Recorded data
## start

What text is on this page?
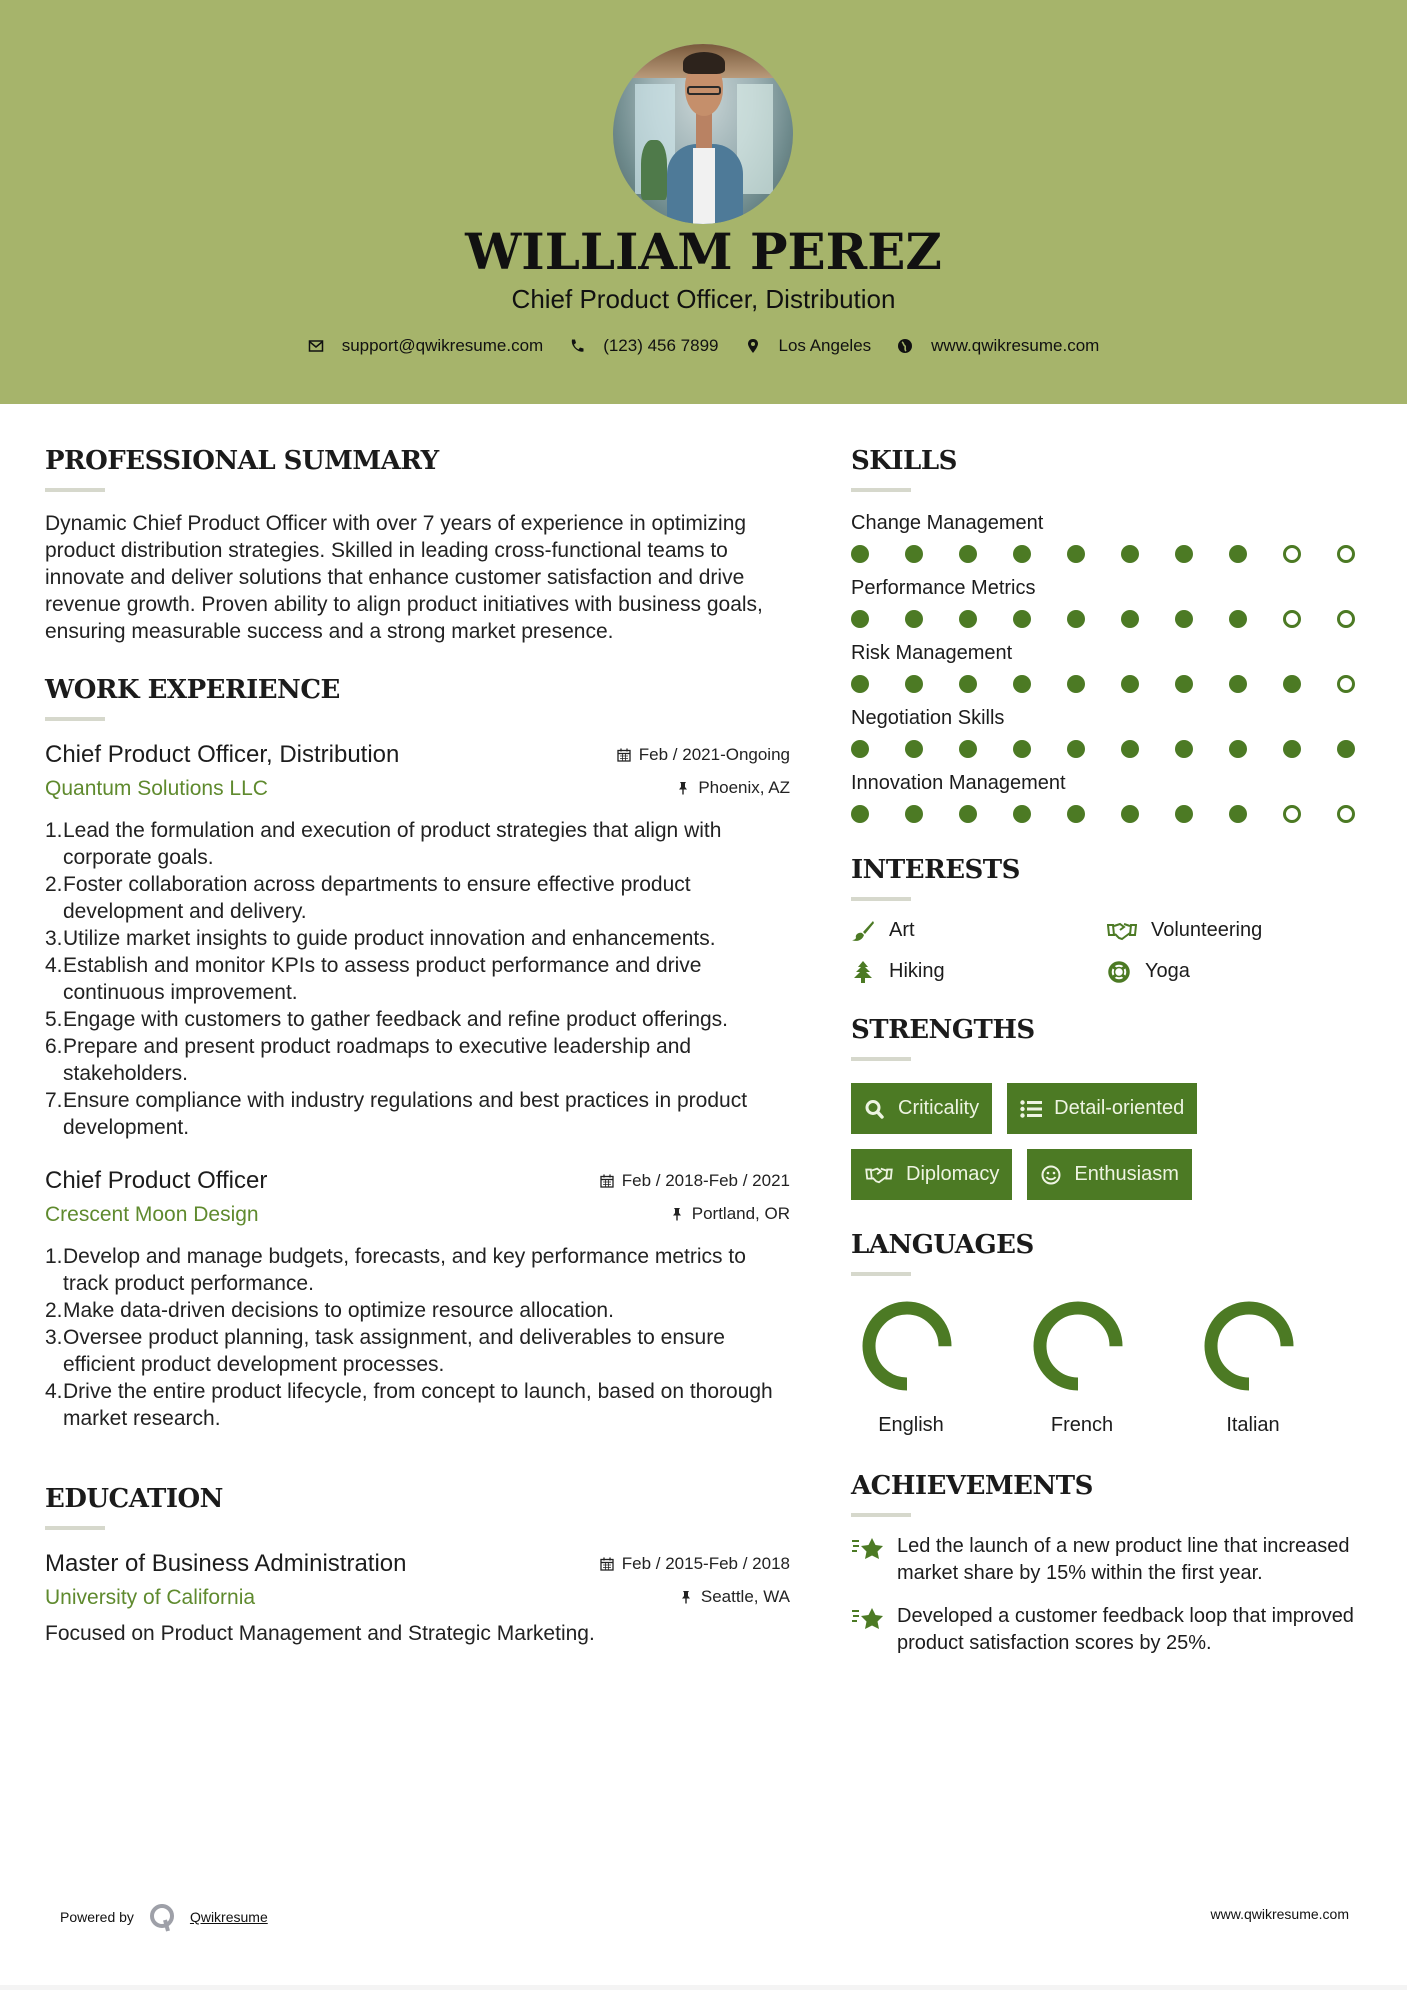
WILLIAM PEREZ
Chief Product Officer, Distribution
support@qwikresume.com	(123) 456 7899	Los Angeles	www.qwikresume.com
PROFESSIONAL SUMMARY
Dynamic Chief Product Officer with over 7 years of experience in optimizing product distribution strategies. Skilled in leading cross-functional teams to innovate and deliver solutions that enhance customer satisfaction and drive revenue growth. Proven ability to align product initiatives with business goals, ensuring measurable success and a strong market presence.
WORK EXPERIENCE
Chief Product Officer, Distribution	Feb / 2021-Ongoing
Quantum Solutions LLC	Phoenix, AZ
1. Lead the formulation and execution of product strategies that align with corporate goals.
2. Foster collaboration across departments to ensure effective product development and delivery.
3. Utilize market insights to guide product innovation and enhancements.
4. Establish and monitor KPIs to assess product performance and drive continuous improvement.
5. Engage with customers to gather feedback and refine product offerings.
6. Prepare and present product roadmaps to executive leadership and stakeholders.
7. Ensure compliance with industry regulations and best practices in product development.
Chief Product Officer	Feb / 2018-Feb / 2021
Crescent Moon Design	Portland, OR
1. Develop and manage budgets, forecasts, and key performance metrics to track product performance.
2. Make data-driven decisions to optimize resource allocation.
3. Oversee product planning, task assignment, and deliverables to ensure efficient product development processes.
4. Drive the entire product lifecycle, from concept to launch, based on thorough market research.
EDUCATION
Master of Business Administration	Feb / 2015-Feb / 2018
University of California	Seattle, WA
Focused on Product Management and Strategic Marketing.
SKILLS
Change Management
Performance Metrics
Risk Management
Negotiation Skills
Innovation Management
INTERESTS
Art	Volunteering
Hiking	Yoga
STRENGTHS
Criticality	Detail-oriented
Diplomacy	Enthusiasm
LANGUAGES
English	French	Italian
ACHIEVEMENTS
Led the launch of a new product line that increased market share by 15% within the first year.
Developed a customer feedback loop that improved product satisfaction scores by 25%.
Powered by	Qwikresume	www.qwikresume.com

## end

### WHAT IS EXPECTED:
Scan the listing above. Gather each line that contains the word "feedback".

### REPLY:
5. Engage with customers to gather feedback and refine product offerings.
Developed a customer feedback loop that improved product satisfaction scores by 25%.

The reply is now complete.